What is being asked
Which lines in the items below contain the string "avatar"? Pull out each such line in full.

Extracted records
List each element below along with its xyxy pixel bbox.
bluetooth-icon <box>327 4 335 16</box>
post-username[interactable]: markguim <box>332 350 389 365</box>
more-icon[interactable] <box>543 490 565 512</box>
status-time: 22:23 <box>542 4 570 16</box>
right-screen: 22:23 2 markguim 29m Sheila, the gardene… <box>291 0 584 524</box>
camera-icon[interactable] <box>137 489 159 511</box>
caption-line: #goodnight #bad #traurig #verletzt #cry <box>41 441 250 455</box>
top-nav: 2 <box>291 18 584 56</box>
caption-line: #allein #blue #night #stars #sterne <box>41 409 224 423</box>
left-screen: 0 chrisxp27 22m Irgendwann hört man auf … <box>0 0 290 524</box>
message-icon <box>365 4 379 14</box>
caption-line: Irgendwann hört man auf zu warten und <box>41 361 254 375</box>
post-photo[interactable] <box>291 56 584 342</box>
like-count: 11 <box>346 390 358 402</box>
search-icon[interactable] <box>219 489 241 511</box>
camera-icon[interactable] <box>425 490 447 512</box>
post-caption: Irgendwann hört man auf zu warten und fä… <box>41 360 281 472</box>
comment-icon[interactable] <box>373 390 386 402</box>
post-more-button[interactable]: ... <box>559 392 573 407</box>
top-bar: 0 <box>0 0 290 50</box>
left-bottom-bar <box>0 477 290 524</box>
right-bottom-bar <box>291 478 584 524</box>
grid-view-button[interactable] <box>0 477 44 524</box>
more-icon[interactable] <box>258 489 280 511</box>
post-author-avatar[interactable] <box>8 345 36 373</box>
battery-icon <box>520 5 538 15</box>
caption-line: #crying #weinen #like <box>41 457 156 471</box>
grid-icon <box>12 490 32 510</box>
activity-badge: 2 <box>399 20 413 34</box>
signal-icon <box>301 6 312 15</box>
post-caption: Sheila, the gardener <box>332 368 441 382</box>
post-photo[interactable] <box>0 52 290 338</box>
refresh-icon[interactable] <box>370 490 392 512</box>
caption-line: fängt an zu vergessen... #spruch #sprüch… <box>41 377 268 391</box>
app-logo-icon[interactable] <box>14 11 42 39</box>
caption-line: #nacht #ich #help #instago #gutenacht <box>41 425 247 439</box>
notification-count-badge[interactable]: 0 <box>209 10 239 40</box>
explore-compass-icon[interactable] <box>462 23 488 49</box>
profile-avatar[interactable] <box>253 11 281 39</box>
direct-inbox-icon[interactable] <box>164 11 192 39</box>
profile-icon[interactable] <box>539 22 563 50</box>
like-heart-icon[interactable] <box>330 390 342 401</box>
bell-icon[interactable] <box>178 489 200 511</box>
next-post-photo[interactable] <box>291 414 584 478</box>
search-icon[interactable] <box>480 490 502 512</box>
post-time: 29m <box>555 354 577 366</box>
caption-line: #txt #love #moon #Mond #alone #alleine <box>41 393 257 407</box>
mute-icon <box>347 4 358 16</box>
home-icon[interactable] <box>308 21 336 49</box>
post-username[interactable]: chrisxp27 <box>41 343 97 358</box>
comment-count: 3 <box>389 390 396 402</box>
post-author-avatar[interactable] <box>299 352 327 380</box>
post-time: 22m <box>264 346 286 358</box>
--
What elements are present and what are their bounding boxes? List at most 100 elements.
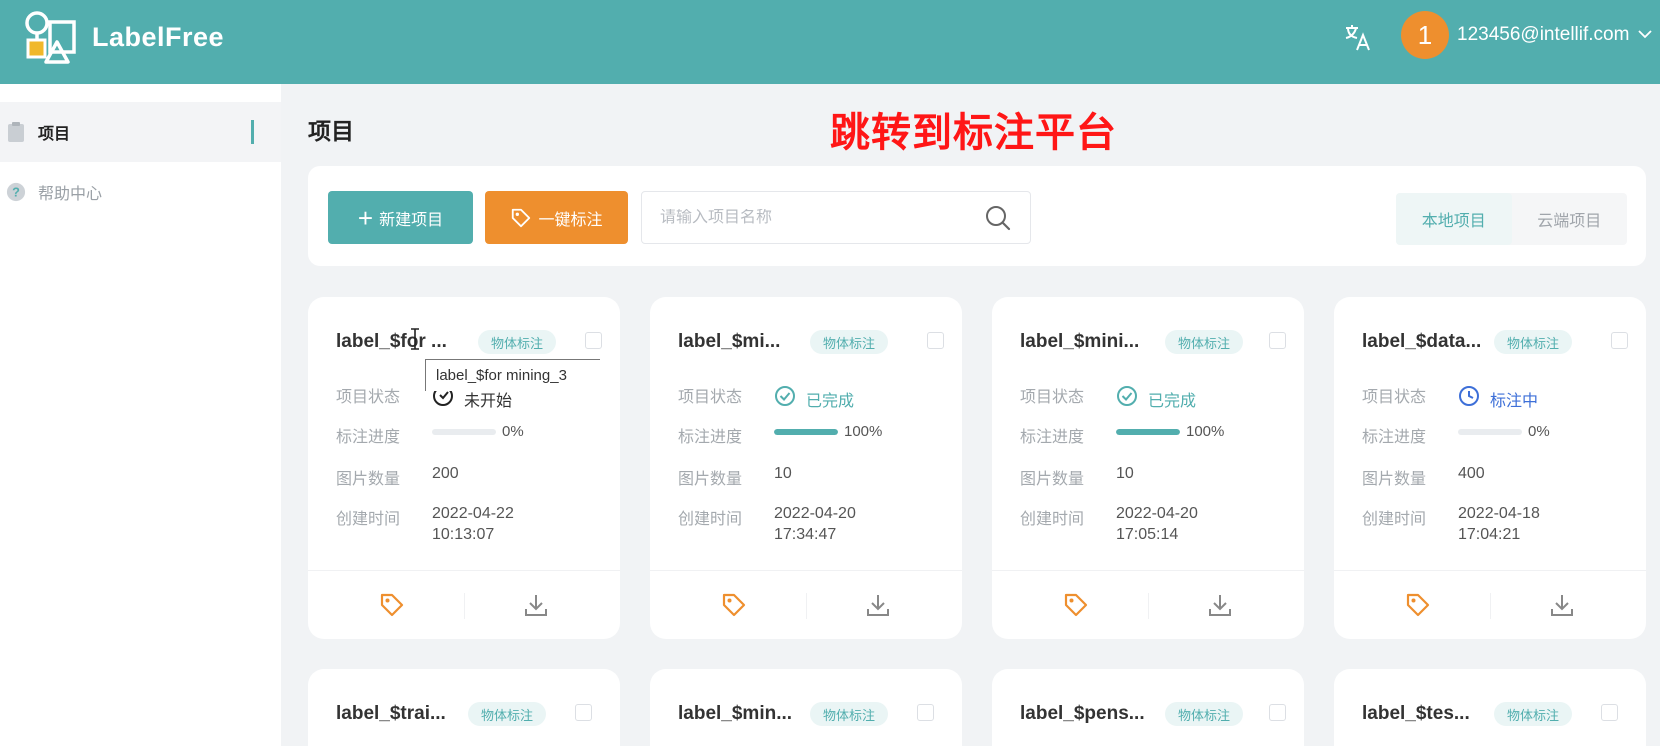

Complete output
post-author-avatar[interactable] <box>8 345 36 373</box>
profile-avatar[interactable] <box>253 11 281 39</box>
post-author-avatar[interactable] <box>299 352 327 380</box>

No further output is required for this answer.